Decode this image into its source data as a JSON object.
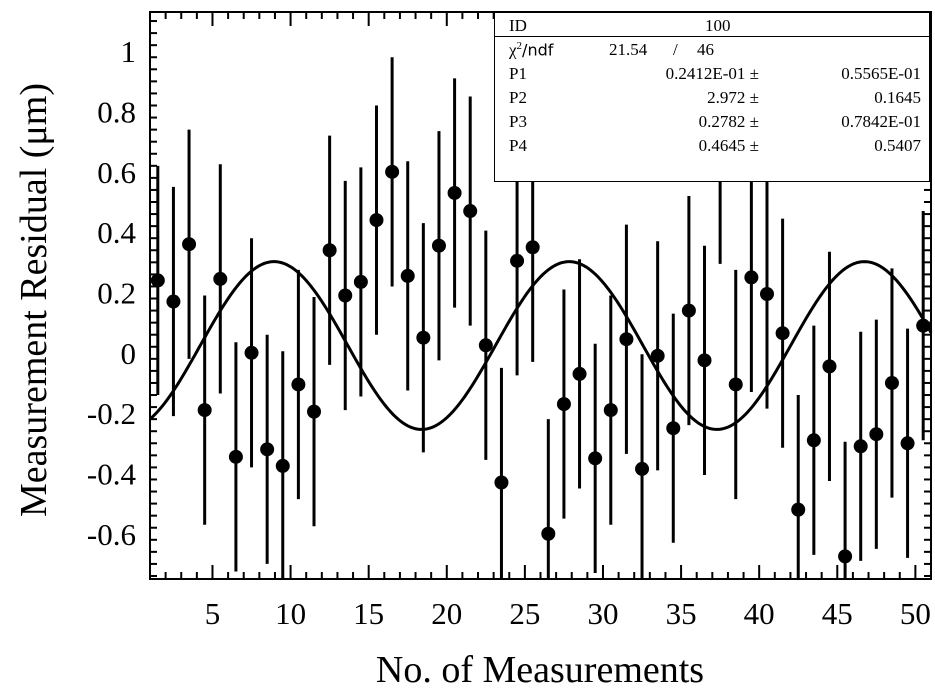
{
  "chart_data": {
    "type": "scatter",
    "xlabel": "No. of Measurements",
    "ylabel": "Measurement Residual (μm)",
    "xlim": [
      1,
      51
    ],
    "ylim": [
      -0.75,
      1.13
    ],
    "x_ticks": [
      "5",
      "10",
      "15",
      "20",
      "25",
      "30",
      "35",
      "40",
      "45",
      "50"
    ],
    "y_ticks": [
      "-0.6",
      "-0.4",
      "-0.2",
      "0",
      "0.2",
      "0.4",
      "0.6",
      "0.8",
      "1"
    ],
    "points": [
      {
        "x": 1.5,
        "y": 0.24,
        "err": 0.38
      },
      {
        "x": 2.5,
        "y": 0.17,
        "err": 0.38
      },
      {
        "x": 3.5,
        "y": 0.36,
        "err": 0.38
      },
      {
        "x": 4.5,
        "y": -0.19,
        "err": 0.38
      },
      {
        "x": 5.5,
        "y": 0.245,
        "err": 0.38
      },
      {
        "x": 6.5,
        "y": -0.345,
        "err": 0.38
      },
      {
        "x": 7.5,
        "y": 0.0,
        "err": 0.38
      },
      {
        "x": 8.5,
        "y": -0.32,
        "err": 0.38
      },
      {
        "x": 9.5,
        "y": -0.375,
        "err": 0.38
      },
      {
        "x": 10.5,
        "y": -0.105,
        "err": 0.38
      },
      {
        "x": 11.5,
        "y": -0.195,
        "err": 0.38
      },
      {
        "x": 12.5,
        "y": 0.34,
        "err": 0.38
      },
      {
        "x": 13.5,
        "y": 0.19,
        "err": 0.38
      },
      {
        "x": 14.5,
        "y": 0.235,
        "err": 0.38
      },
      {
        "x": 15.5,
        "y": 0.44,
        "err": 0.38
      },
      {
        "x": 16.5,
        "y": 0.6,
        "err": 0.38
      },
      {
        "x": 17.5,
        "y": 0.255,
        "err": 0.38
      },
      {
        "x": 18.5,
        "y": 0.05,
        "err": 0.38
      },
      {
        "x": 19.5,
        "y": 0.355,
        "err": 0.38
      },
      {
        "x": 20.5,
        "y": 0.53,
        "err": 0.38
      },
      {
        "x": 21.5,
        "y": 0.47,
        "err": 0.38
      },
      {
        "x": 22.5,
        "y": 0.025,
        "err": 0.38
      },
      {
        "x": 23.5,
        "y": -0.43,
        "err": 0.38
      },
      {
        "x": 24.5,
        "y": 0.305,
        "err": 0.38
      },
      {
        "x": 25.5,
        "y": 0.35,
        "err": 0.38
      },
      {
        "x": 26.5,
        "y": -0.6,
        "err": 0.38
      },
      {
        "x": 27.5,
        "y": -0.17,
        "err": 0.38
      },
      {
        "x": 28.5,
        "y": -0.07,
        "err": 0.38
      },
      {
        "x": 29.5,
        "y": -0.35,
        "err": 0.38
      },
      {
        "x": 30.5,
        "y": -0.19,
        "err": 0.38
      },
      {
        "x": 31.5,
        "y": 0.045,
        "err": 0.38
      },
      {
        "x": 32.5,
        "y": -0.385,
        "err": 0.38
      },
      {
        "x": 33.5,
        "y": -0.01,
        "err": 0.38
      },
      {
        "x": 34.5,
        "y": -0.25,
        "err": 0.38
      },
      {
        "x": 35.5,
        "y": 0.14,
        "err": 0.38
      },
      {
        "x": 36.5,
        "y": -0.025,
        "err": 0.38
      },
      {
        "x": 37.5,
        "y": 0.675,
        "err": 0.38
      },
      {
        "x": 38.5,
        "y": -0.105,
        "err": 0.38
      },
      {
        "x": 39.5,
        "y": 0.25,
        "err": 0.38
      },
      {
        "x": 40.5,
        "y": 0.195,
        "err": 0.38
      },
      {
        "x": 41.5,
        "y": 0.065,
        "err": 0.38
      },
      {
        "x": 42.5,
        "y": -0.52,
        "err": 0.38
      },
      {
        "x": 43.5,
        "y": -0.29,
        "err": 0.38
      },
      {
        "x": 44.5,
        "y": -0.045,
        "err": 0.38
      },
      {
        "x": 45.5,
        "y": -0.675,
        "err": 0.38
      },
      {
        "x": 46.5,
        "y": -0.31,
        "err": 0.38
      },
      {
        "x": 47.5,
        "y": -0.27,
        "err": 0.38
      },
      {
        "x": 48.5,
        "y": -0.1,
        "err": 0.38
      },
      {
        "x": 49.5,
        "y": -0.3,
        "err": 0.38
      },
      {
        "x": 50.5,
        "y": 0.09,
        "err": 0.38
      }
    ],
    "fit": {
      "type": "sine",
      "P1": 0.02412,
      "P2": 2.972,
      "P3": 0.2782,
      "P4": 0.4645,
      "period_measurements": 18.9
    },
    "colors": {
      "markers": "#000000",
      "fit_line": "#000000"
    }
  },
  "stats": {
    "id_label": "ID",
    "id_value": "100",
    "chi_label_sym": "χ",
    "chi_label_sup": "2",
    "chi_label_rest": "/ndf",
    "chi_value": "21.54",
    "chi_slash": "/",
    "ndf_value": "46",
    "params": [
      {
        "name": "P1",
        "value": "0.2412E-01 ±",
        "error": "0.5565E-01"
      },
      {
        "name": "P2",
        "value": "2.972 ±",
        "error": "0.1645"
      },
      {
        "name": "P3",
        "value": "0.2782 ±",
        "error": "0.7842E-01"
      },
      {
        "name": "P4",
        "value": "0.4645 ±",
        "error": "0.5407"
      }
    ]
  }
}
....
**WRITTEN REQUEST:**
The listing above needs to be output again exactly. Don't include the pictures.

**REPLY:**
Decode this image into its source data as a JSON object.
{
  "chart_data": {
    "type": "scatter",
    "xlabel": "No. of Measurements",
    "ylabel": "Measurement Residual (μm)",
    "xlim": [
      1,
      51
    ],
    "ylim": [
      -0.75,
      1.13
    ],
    "x_ticks": [
      "5",
      "10",
      "15",
      "20",
      "25",
      "30",
      "35",
      "40",
      "45",
      "50"
    ],
    "y_ticks": [
      "-0.6",
      "-0.4",
      "-0.2",
      "0",
      "0.2",
      "0.4",
      "0.6",
      "0.8",
      "1"
    ],
    "points": [
      {
        "x": 1.5,
        "y": 0.24,
        "err": 0.38
      },
      {
        "x": 2.5,
        "y": 0.17,
        "err": 0.38
      },
      {
        "x": 3.5,
        "y": 0.36,
        "err": 0.38
      },
      {
        "x": 4.5,
        "y": -0.19,
        "err": 0.38
      },
      {
        "x": 5.5,
        "y": 0.245,
        "err": 0.38
      },
      {
        "x": 6.5,
        "y": -0.345,
        "err": 0.38
      },
      {
        "x": 7.5,
        "y": 0.0,
        "err": 0.38
      },
      {
        "x": 8.5,
        "y": -0.32,
        "err": 0.38
      },
      {
        "x": 9.5,
        "y": -0.375,
        "err": 0.38
      },
      {
        "x": 10.5,
        "y": -0.105,
        "err": 0.38
      },
      {
        "x": 11.5,
        "y": -0.195,
        "err": 0.38
      },
      {
        "x": 12.5,
        "y": 0.34,
        "err": 0.38
      },
      {
        "x": 13.5,
        "y": 0.19,
        "err": 0.38
      },
      {
        "x": 14.5,
        "y": 0.235,
        "err": 0.38
      },
      {
        "x": 15.5,
        "y": 0.44,
        "err": 0.38
      },
      {
        "x": 16.5,
        "y": 0.6,
        "err": 0.38
      },
      {
        "x": 17.5,
        "y": 0.255,
        "err": 0.38
      },
      {
        "x": 18.5,
        "y": 0.05,
        "err": 0.38
      },
      {
        "x": 19.5,
        "y": 0.355,
        "err": 0.38
      },
      {
        "x": 20.5,
        "y": 0.53,
        "err": 0.38
      },
      {
        "x": 21.5,
        "y": 0.47,
        "err": 0.38
      },
      {
        "x": 22.5,
        "y": 0.025,
        "err": 0.38
      },
      {
        "x": 23.5,
        "y": -0.43,
        "err": 0.38
      },
      {
        "x": 24.5,
        "y": 0.305,
        "err": 0.38
      },
      {
        "x": 25.5,
        "y": 0.35,
        "err": 0.38
      },
      {
        "x": 26.5,
        "y": -0.6,
        "err": 0.38
      },
      {
        "x": 27.5,
        "y": -0.17,
        "err": 0.38
      },
      {
        "x": 28.5,
        "y": -0.07,
        "err": 0.38
      },
      {
        "x": 29.5,
        "y": -0.35,
        "err": 0.38
      },
      {
        "x": 30.5,
        "y": -0.19,
        "err": 0.38
      },
      {
        "x": 31.5,
        "y": 0.045,
        "err": 0.38
      },
      {
        "x": 32.5,
        "y": -0.385,
        "err": 0.38
      },
      {
        "x": 33.5,
        "y": -0.01,
        "err": 0.38
      },
      {
        "x": 34.5,
        "y": -0.25,
        "err": 0.38
      },
      {
        "x": 35.5,
        "y": 0.14,
        "err": 0.38
      },
      {
        "x": 36.5,
        "y": -0.025,
        "err": 0.38
      },
      {
        "x": 37.5,
        "y": 0.675,
        "err": 0.38
      },
      {
        "x": 38.5,
        "y": -0.105,
        "err": 0.38
      },
      {
        "x": 39.5,
        "y": 0.25,
        "err": 0.38
      },
      {
        "x": 40.5,
        "y": 0.195,
        "err": 0.38
      },
      {
        "x": 41.5,
        "y": 0.065,
        "err": 0.38
      },
      {
        "x": 42.5,
        "y": -0.52,
        "err": 0.38
      },
      {
        "x": 43.5,
        "y": -0.29,
        "err": 0.38
      },
      {
        "x": 44.5,
        "y": -0.045,
        "err": 0.38
      },
      {
        "x": 45.5,
        "y": -0.675,
        "err": 0.38
      },
      {
        "x": 46.5,
        "y": -0.31,
        "err": 0.38
      },
      {
        "x": 47.5,
        "y": -0.27,
        "err": 0.38
      },
      {
        "x": 48.5,
        "y": -0.1,
        "err": 0.38
      },
      {
        "x": 49.5,
        "y": -0.3,
        "err": 0.38
      },
      {
        "x": 50.5,
        "y": 0.09,
        "err": 0.38
      }
    ],
    "fit": {
      "type": "sine",
      "P1": 0.02412,
      "P2": 2.972,
      "P3": 0.2782,
      "P4": 0.4645,
      "period_measurements": 18.9
    },
    "colors": {
      "markers": "#000000",
      "fit_line": "#000000"
    }
  },
  "stats": {
    "id_label": "ID",
    "id_value": "100",
    "chi_label_sym": "χ",
    "chi_label_sup": "2",
    "chi_label_rest": "/ndf",
    "chi_value": "21.54",
    "chi_slash": "/",
    "ndf_value": "46",
    "params": [
      {
        "name": "P1",
        "value": "0.2412E-01 ±",
        "error": "0.5565E-01"
      },
      {
        "name": "P2",
        "value": "2.972 ±",
        "error": "0.1645"
      },
      {
        "name": "P3",
        "value": "0.2782 ±",
        "error": "0.7842E-01"
      },
      {
        "name": "P4",
        "value": "0.4645 ±",
        "error": "0.5407"
      }
    ]
  }
}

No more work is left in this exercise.